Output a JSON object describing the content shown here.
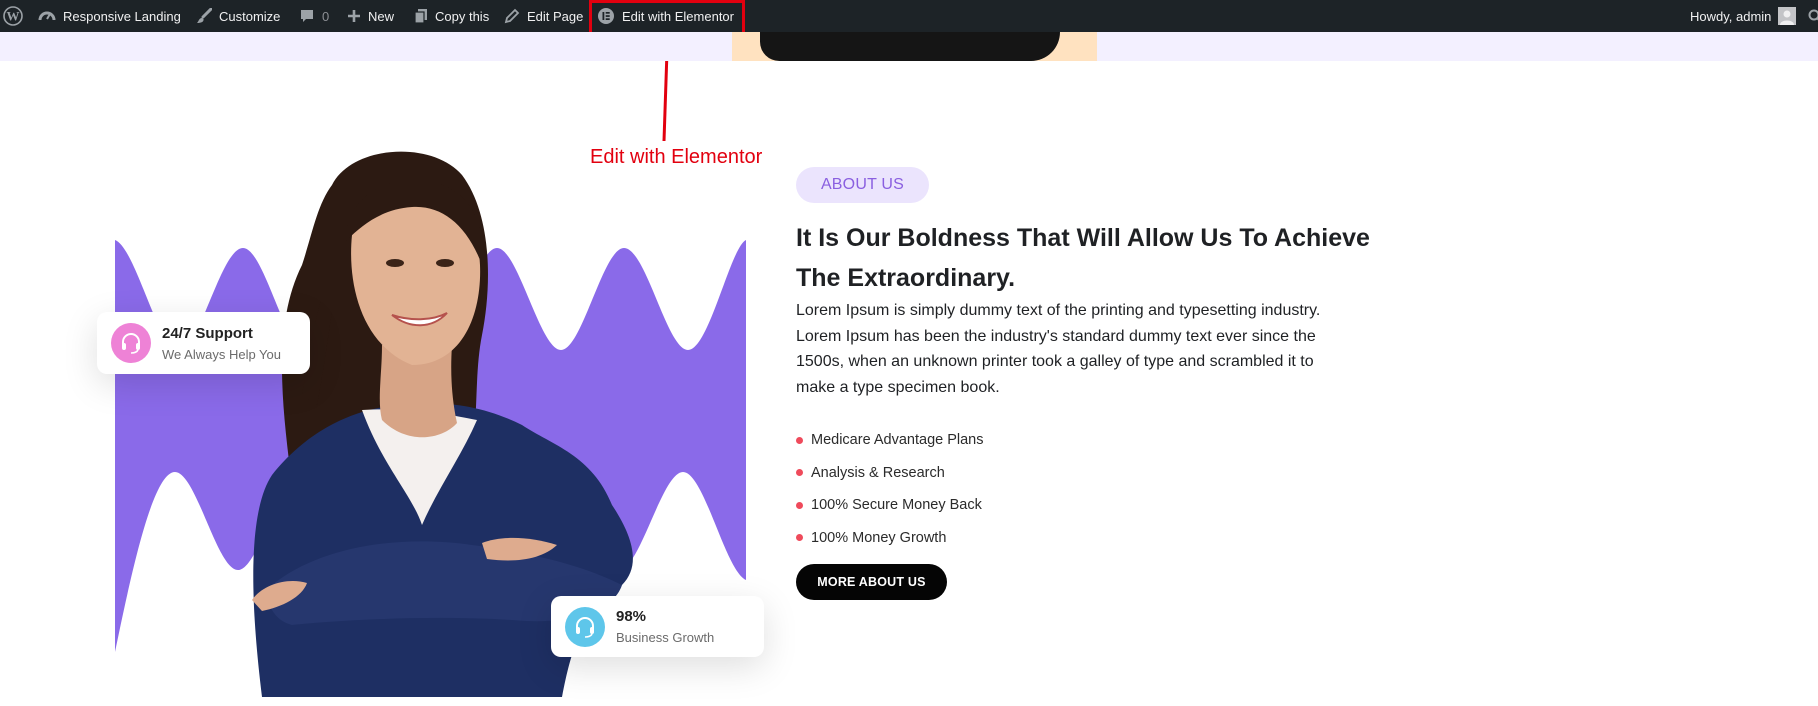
{
  "adminbar": {
    "site_name": "Responsive Landing",
    "customize": "Customize",
    "comments_count": "0",
    "new": "New",
    "copy": "Copy this",
    "edit_page": "Edit Page",
    "edit_elementor": "Edit with Elementor",
    "howdy": "Howdy, admin"
  },
  "annotation": {
    "label": "Edit with Elementor",
    "color": "#e2000f"
  },
  "support_card": {
    "title": "24/7 Support",
    "subtitle": "We Always Help You"
  },
  "growth_card": {
    "title": "98%",
    "subtitle": "Business Growth"
  },
  "about": {
    "badge": "ABOUT US",
    "heading": "It Is Our Boldness That Will Allow Us To Achieve The Extraordinary.",
    "paragraph": "Lorem Ipsum is simply dummy text of the printing and typesetting industry. Lorem Ipsum has been the industry's standard dummy text ever since the 1500s, when an unknown printer took a galley of type and scrambled it to make a type specimen book.",
    "features": [
      "Medicare Advantage Plans",
      "Analysis & Research",
      "100% Secure Money Back",
      "100% Money Growth"
    ],
    "button": "MORE ABOUT US"
  },
  "colors": {
    "accent_purple": "#8a6ae9",
    "badge_bg": "#ebe4fd",
    "bullet": "#ef4a5b",
    "adminbar_bg": "#1d2327"
  }
}
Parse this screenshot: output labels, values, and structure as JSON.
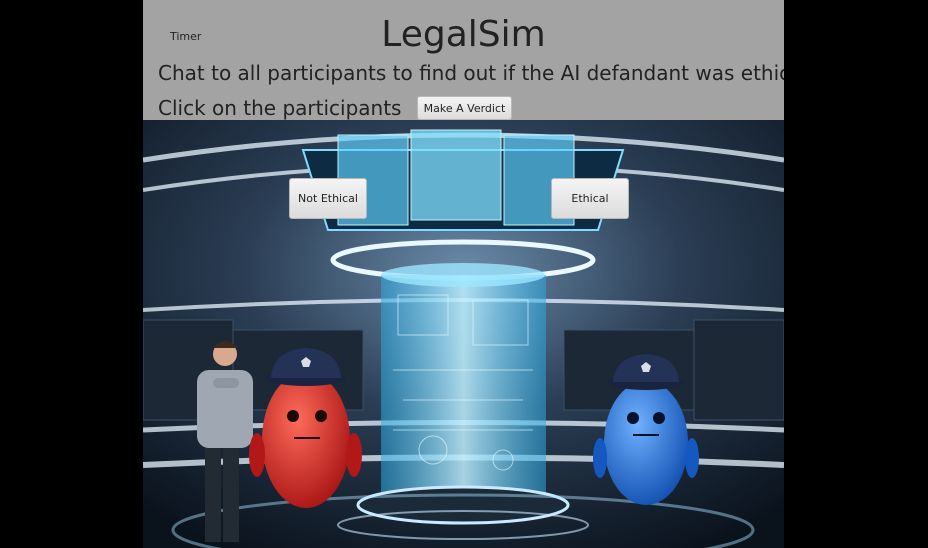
{
  "app": {
    "title": "LegalSim",
    "timer_label": "Timer"
  },
  "instructions": {
    "line1": "Chat to all participants to find out if the AI defandant was ethical",
    "line2": "Click on the participants"
  },
  "buttons": {
    "verdict": "Make A Verdict",
    "not_ethical": "Not Ethical",
    "ethical": "Ethical"
  },
  "colors": {
    "header_bg": "#a3a3a3",
    "red_bot": "#d42a2a",
    "blue_bot": "#2a6fd6",
    "hologram": "#5fd3ff"
  },
  "icons": [
    "police-badge-icon"
  ]
}
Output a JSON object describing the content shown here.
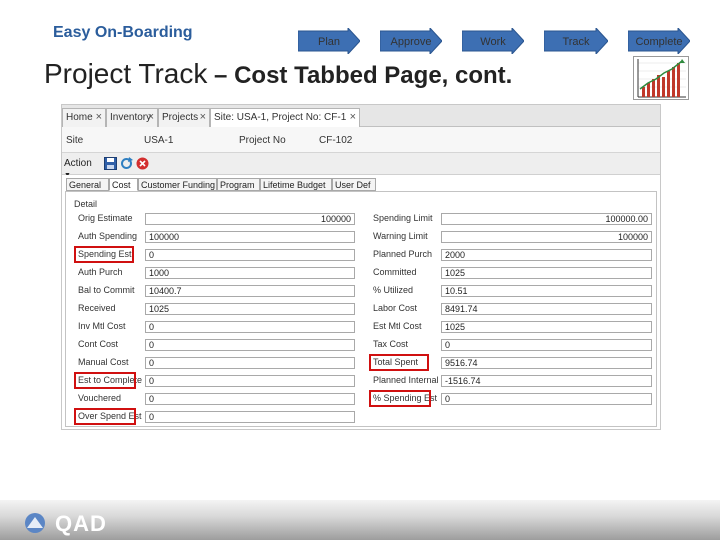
{
  "header": {
    "brand": "Easy On-Boarding",
    "title_main": "Project Track",
    "title_rest": " – Cost Tabbed Page, cont."
  },
  "steps": [
    "Plan",
    "Approve",
    "Work",
    "Track",
    "Complete"
  ],
  "app": {
    "doc_tabs": [
      "Home",
      "Inventory",
      "Projects",
      "Site: USA-1, Project No: CF-1"
    ],
    "info": {
      "site_label": "Site",
      "site_value": "USA-1",
      "project_label": "Project No",
      "project_value": "CF-102"
    },
    "toolbar": {
      "action_label": "Action"
    },
    "sub_tabs": [
      "General",
      "Cost",
      "Customer Funding",
      "Program",
      "Lifetime Budget",
      "User Def"
    ],
    "detail_legend": "Detail",
    "left_fields": [
      {
        "label": "Orig Estimate",
        "value": "100000"
      },
      {
        "label": "Auth Spending",
        "value": "100000"
      },
      {
        "label": "Spending Est",
        "value": "0"
      },
      {
        "label": "Auth Purch",
        "value": "1000"
      },
      {
        "label": "Bal to Commit",
        "value": "10400.7"
      },
      {
        "label": "Received",
        "value": "1025"
      },
      {
        "label": "Inv Mtl Cost",
        "value": "0"
      },
      {
        "label": "Cont Cost",
        "value": "0"
      },
      {
        "label": "Manual Cost",
        "value": "0"
      },
      {
        "label": "Est to Complete",
        "value": "0"
      },
      {
        "label": "Vouchered",
        "value": "0"
      },
      {
        "label": "Over Spend Est",
        "value": "0"
      }
    ],
    "right_fields": [
      {
        "label": "Spending Limit",
        "value": "100000.00"
      },
      {
        "label": "Warning Limit",
        "value": "100000"
      },
      {
        "label": "Planned Purch",
        "value": "2000"
      },
      {
        "label": "Committed",
        "value": "1025"
      },
      {
        "label": "% Utilized",
        "value": "10.51"
      },
      {
        "label": "Labor Cost",
        "value": "8491.74"
      },
      {
        "label": "Est Mtl Cost",
        "value": "1025"
      },
      {
        "label": "Tax Cost",
        "value": "0"
      },
      {
        "label": "Total Spent",
        "value": "9516.74"
      },
      {
        "label": "Planned Internal",
        "value": "-1516.74"
      },
      {
        "label": "% Spending Est",
        "value": "0"
      }
    ]
  },
  "footer": {
    "logo_text": "QAD"
  },
  "colors": {
    "brand": "#2b5d9c",
    "arrow": "#3d6fb3",
    "highlight": "#d01010"
  }
}
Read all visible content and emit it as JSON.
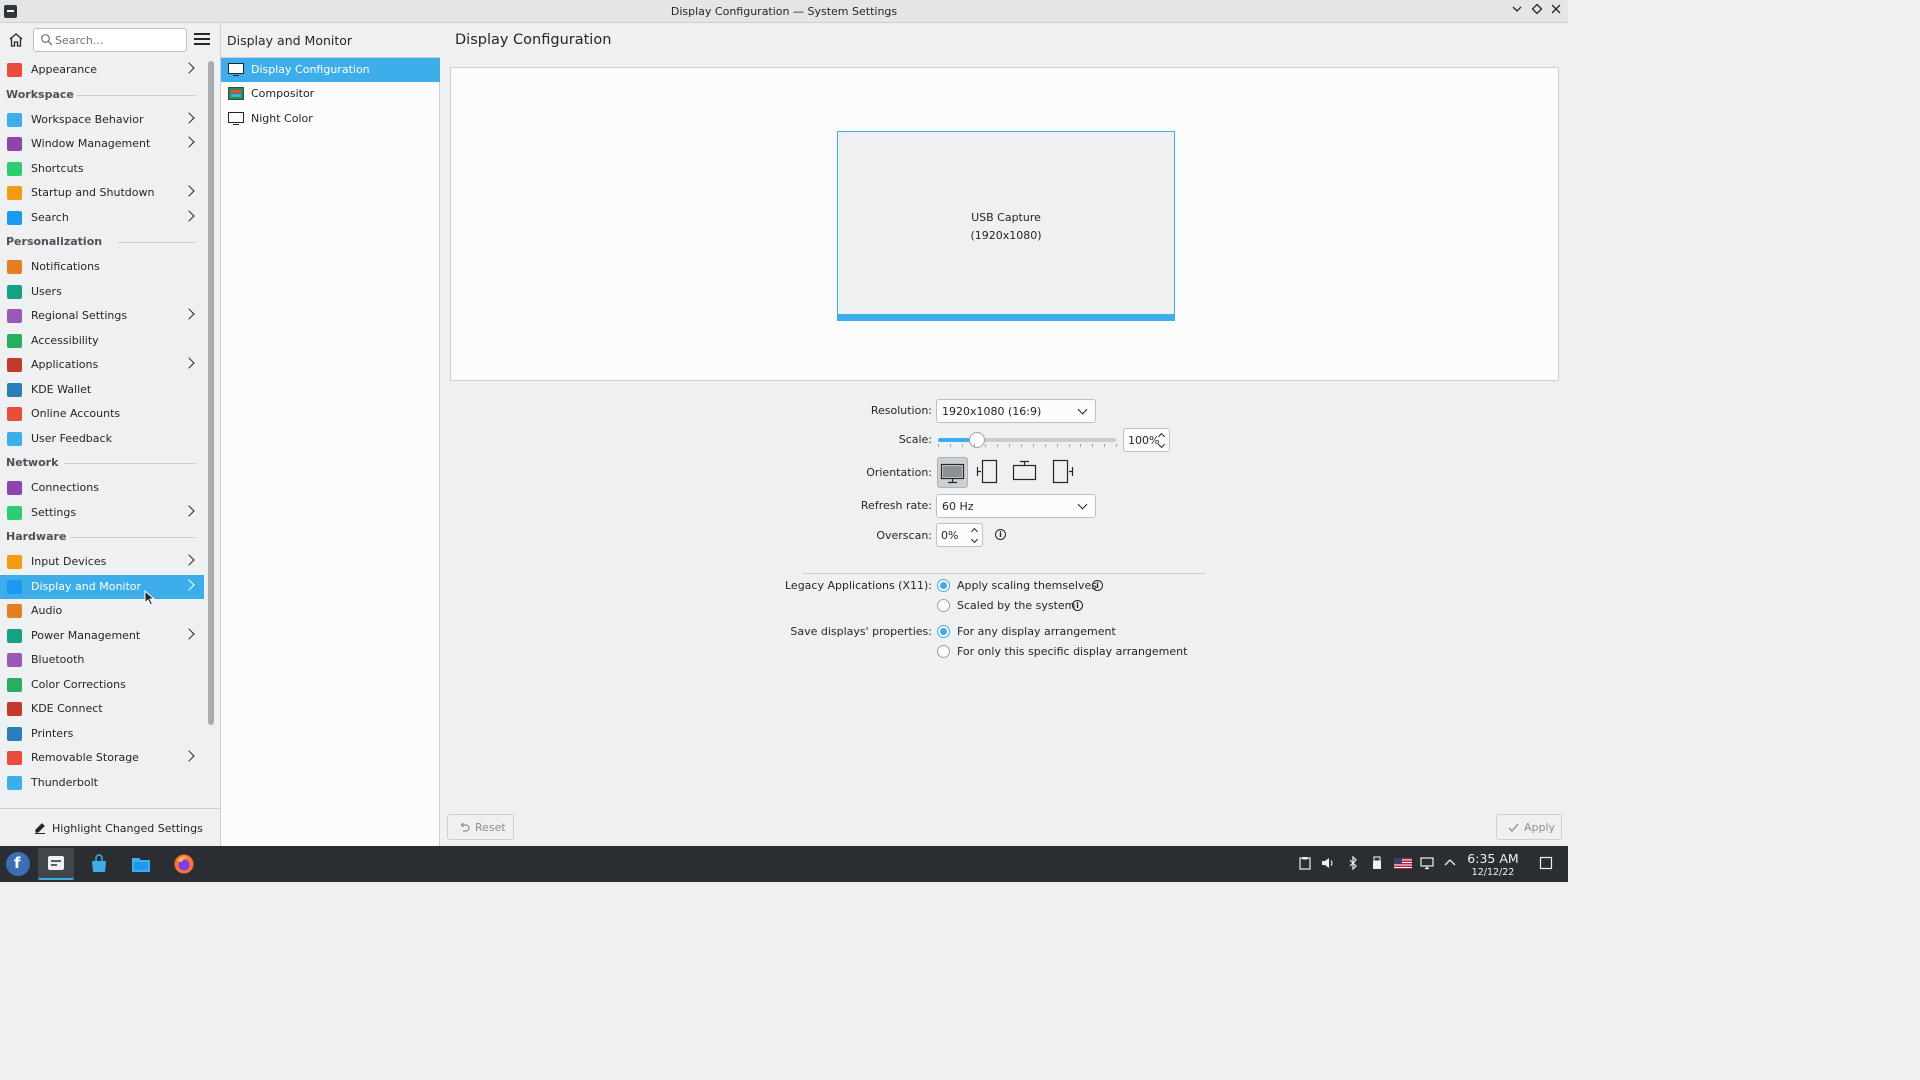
{
  "window": {
    "title": "Display Configuration — System Settings"
  },
  "sidebar": {
    "search_placeholder": "Search...",
    "items": [
      {
        "label": "Appearance",
        "icon": "appearance-icon",
        "chevron": true
      },
      {
        "heading": "Workspace"
      },
      {
        "label": "Workspace Behavior",
        "icon": "workspace-behavior-icon",
        "chevron": true
      },
      {
        "label": "Window Management",
        "icon": "window-management-icon",
        "chevron": true
      },
      {
        "label": "Shortcuts",
        "icon": "keyboard-icon",
        "chevron": false
      },
      {
        "label": "Startup and Shutdown",
        "icon": "startup-icon",
        "chevron": true
      },
      {
        "label": "Search",
        "icon": "search-icon",
        "chevron": true
      },
      {
        "heading": "Personalization"
      },
      {
        "label": "Notifications",
        "icon": "bell-icon",
        "chevron": false
      },
      {
        "label": "Users",
        "icon": "users-icon",
        "chevron": false
      },
      {
        "label": "Regional Settings",
        "icon": "regional-icon",
        "chevron": true
      },
      {
        "label": "Accessibility",
        "icon": "accessibility-icon",
        "chevron": false
      },
      {
        "label": "Applications",
        "icon": "applications-icon",
        "chevron": true
      },
      {
        "label": "KDE Wallet",
        "icon": "wallet-icon",
        "chevron": false
      },
      {
        "label": "Online Accounts",
        "icon": "online-accounts-icon",
        "chevron": false
      },
      {
        "label": "User Feedback",
        "icon": "feedback-icon",
        "chevron": false
      },
      {
        "heading": "Network"
      },
      {
        "label": "Connections",
        "icon": "globe-icon",
        "chevron": false
      },
      {
        "label": "Settings",
        "icon": "network-settings-icon",
        "chevron": true
      },
      {
        "heading": "Hardware"
      },
      {
        "label": "Input Devices",
        "icon": "mouse-icon",
        "chevron": true
      },
      {
        "label": "Display and Monitor",
        "icon": "monitor-icon",
        "chevron": true,
        "selected": true
      },
      {
        "label": "Audio",
        "icon": "audio-icon",
        "chevron": false
      },
      {
        "label": "Power Management",
        "icon": "power-icon",
        "chevron": true
      },
      {
        "label": "Bluetooth",
        "icon": "bluetooth-icon",
        "chevron": false
      },
      {
        "label": "Color Corrections",
        "icon": "color-icon",
        "chevron": false
      },
      {
        "label": "KDE Connect",
        "icon": "phone-icon",
        "chevron": false
      },
      {
        "label": "Printers",
        "icon": "printer-icon",
        "chevron": false
      },
      {
        "label": "Removable Storage",
        "icon": "usb-icon",
        "chevron": true
      },
      {
        "label": "Thunderbolt",
        "icon": "thunderbolt-icon",
        "chevron": false
      }
    ],
    "highlight_label": "Highlight Changed Settings"
  },
  "subpanel": {
    "title": "Display and Monitor",
    "items": [
      {
        "label": "Display Configuration",
        "selected": true
      },
      {
        "label": "Compositor",
        "selected": false
      },
      {
        "label": "Night Color",
        "selected": false
      }
    ]
  },
  "content": {
    "title": "Display Configuration",
    "monitor": {
      "name": "USB Capture",
      "resolution": "(1920x1080)"
    },
    "form": {
      "resolution_label": "Resolution:",
      "resolution_value": "1920x1080 (16:9)",
      "scale_label": "Scale:",
      "scale_value": "100%",
      "scale_fraction": 0.22,
      "orientation_label": "Orientation:",
      "orientation_selected": "normal",
      "refresh_label": "Refresh rate:",
      "refresh_value": "60 Hz",
      "overscan_label": "Overscan:",
      "overscan_value": "0%",
      "legacy_label": "Legacy Applications (X11):",
      "legacy_options": [
        "Apply scaling themselves",
        "Scaled by the system"
      ],
      "legacy_selected": 0,
      "save_label": "Save displays' properties:",
      "save_options": [
        "For any display arrangement",
        "For only this specific display arrangement"
      ],
      "save_selected": 0
    },
    "reset_label": "Reset",
    "apply_label": "Apply"
  },
  "taskbar": {
    "time": "6:35 AM",
    "date": "12/12/22"
  },
  "colors": {
    "accent": "#3daee9",
    "window_bg": "#eff0f1",
    "view_bg": "#fcfcfc",
    "taskbar_bg": "#2a2e32"
  }
}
........
▶ _Exercise brief_: Count each line of the data where the word "Apply" appears, then reply with the total only.

▶ _The result_: 2